JOB —
Find every line in the records that holds the string "Sortierkasten". Copy each one.
## Begin EXTRACTED DATA
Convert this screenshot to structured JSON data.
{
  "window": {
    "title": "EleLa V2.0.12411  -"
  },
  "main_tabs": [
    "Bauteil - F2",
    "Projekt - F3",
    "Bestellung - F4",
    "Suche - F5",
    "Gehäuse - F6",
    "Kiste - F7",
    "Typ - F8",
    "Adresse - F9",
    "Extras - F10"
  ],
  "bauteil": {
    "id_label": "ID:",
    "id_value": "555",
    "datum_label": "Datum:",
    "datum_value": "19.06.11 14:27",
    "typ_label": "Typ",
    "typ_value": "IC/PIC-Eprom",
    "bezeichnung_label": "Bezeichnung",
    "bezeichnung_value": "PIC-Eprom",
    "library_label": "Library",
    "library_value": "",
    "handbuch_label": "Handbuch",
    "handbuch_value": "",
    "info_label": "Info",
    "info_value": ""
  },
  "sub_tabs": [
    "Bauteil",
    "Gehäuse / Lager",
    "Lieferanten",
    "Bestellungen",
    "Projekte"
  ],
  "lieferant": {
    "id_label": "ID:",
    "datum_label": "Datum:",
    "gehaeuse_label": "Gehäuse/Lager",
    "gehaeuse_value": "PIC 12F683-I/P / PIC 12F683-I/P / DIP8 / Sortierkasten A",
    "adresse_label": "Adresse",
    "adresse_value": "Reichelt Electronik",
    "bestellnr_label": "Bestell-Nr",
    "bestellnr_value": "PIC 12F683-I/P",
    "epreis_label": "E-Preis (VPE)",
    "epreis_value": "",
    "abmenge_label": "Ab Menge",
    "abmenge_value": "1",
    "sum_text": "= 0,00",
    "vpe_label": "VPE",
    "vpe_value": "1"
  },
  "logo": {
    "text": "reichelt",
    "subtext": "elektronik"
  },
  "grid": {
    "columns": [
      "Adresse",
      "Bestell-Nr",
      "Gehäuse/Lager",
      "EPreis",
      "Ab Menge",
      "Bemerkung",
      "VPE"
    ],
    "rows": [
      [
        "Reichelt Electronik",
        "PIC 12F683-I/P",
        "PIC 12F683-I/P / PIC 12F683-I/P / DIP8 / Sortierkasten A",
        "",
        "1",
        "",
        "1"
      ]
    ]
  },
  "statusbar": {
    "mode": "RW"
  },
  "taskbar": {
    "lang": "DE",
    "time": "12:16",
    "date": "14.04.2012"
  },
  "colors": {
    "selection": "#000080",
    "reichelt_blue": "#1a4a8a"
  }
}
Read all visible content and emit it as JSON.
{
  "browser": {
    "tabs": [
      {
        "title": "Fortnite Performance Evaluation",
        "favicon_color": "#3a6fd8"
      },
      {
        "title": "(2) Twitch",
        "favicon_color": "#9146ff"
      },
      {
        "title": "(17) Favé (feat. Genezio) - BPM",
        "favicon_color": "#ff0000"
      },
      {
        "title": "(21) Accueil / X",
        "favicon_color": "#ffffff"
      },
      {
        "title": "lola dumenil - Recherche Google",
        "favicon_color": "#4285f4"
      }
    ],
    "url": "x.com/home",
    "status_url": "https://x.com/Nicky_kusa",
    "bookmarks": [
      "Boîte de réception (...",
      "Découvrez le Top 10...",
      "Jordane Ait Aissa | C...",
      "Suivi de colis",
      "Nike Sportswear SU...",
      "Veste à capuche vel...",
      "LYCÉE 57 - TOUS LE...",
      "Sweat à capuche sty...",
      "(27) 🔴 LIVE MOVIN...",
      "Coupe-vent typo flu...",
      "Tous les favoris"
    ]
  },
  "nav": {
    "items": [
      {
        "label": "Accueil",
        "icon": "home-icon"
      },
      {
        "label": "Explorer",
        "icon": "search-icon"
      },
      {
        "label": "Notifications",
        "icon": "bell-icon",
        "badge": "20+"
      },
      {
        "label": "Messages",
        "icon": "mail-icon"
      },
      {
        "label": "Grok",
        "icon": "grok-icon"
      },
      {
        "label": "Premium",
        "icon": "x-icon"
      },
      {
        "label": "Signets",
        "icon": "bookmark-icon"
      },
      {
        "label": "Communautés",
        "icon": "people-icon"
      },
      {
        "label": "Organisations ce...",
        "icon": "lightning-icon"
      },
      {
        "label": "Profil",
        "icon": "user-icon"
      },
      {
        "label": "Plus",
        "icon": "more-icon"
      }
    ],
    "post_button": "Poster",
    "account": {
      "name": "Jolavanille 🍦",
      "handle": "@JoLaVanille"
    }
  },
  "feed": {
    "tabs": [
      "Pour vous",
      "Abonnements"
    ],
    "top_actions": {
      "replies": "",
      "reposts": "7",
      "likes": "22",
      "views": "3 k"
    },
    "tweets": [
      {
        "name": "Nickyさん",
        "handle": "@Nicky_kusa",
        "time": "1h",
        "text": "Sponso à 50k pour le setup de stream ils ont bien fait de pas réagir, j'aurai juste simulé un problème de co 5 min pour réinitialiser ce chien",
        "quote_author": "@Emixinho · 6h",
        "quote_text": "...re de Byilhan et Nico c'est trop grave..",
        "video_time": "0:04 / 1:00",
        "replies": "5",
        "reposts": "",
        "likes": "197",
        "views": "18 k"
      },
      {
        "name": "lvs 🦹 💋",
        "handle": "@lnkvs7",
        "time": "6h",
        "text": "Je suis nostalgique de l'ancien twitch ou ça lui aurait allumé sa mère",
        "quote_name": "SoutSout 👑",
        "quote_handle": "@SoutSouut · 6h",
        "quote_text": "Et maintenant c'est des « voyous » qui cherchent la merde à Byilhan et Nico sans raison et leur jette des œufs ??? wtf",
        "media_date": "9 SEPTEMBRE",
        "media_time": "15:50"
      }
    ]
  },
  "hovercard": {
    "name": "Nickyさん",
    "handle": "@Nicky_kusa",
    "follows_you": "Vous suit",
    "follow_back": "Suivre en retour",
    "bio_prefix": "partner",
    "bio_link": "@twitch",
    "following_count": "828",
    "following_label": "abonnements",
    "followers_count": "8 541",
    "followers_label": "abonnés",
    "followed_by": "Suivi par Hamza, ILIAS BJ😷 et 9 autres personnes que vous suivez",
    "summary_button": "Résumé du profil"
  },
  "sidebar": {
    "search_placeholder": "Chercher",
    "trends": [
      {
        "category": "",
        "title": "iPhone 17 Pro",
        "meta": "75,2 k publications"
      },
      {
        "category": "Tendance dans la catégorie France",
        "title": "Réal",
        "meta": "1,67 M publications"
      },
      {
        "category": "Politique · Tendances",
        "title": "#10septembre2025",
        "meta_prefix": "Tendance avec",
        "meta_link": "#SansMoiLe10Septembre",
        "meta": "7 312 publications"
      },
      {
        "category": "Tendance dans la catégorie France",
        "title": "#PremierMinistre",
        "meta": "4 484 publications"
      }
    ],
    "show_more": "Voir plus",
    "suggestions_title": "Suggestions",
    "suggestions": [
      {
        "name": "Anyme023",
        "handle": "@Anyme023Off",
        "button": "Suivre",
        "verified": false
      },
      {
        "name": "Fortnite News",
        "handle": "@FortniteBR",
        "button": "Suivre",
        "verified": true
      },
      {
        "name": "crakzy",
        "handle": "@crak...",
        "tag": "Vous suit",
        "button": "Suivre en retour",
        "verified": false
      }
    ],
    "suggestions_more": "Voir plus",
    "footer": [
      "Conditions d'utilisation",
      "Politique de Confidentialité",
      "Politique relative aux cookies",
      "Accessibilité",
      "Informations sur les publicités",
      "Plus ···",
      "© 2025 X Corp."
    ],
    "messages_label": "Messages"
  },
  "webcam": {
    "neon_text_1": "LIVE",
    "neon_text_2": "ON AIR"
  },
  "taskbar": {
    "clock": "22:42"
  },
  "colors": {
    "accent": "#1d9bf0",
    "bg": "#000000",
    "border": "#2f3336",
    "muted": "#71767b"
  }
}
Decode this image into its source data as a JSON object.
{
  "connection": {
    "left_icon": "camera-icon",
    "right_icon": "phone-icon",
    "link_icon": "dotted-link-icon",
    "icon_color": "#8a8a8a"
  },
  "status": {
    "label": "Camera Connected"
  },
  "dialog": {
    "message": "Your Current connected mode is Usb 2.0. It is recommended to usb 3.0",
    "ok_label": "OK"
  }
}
## End EXTRACTED DATA
SOLUTION TO THIS PROBLEM —
    "gehaeuse_value": "PIC 12F683-I/P / PIC 12F683-I/P / DIP8 / Sortierkasten A",
        "PIC 12F683-I/P / PIC 12F683-I/P / DIP8 / Sortierkasten A",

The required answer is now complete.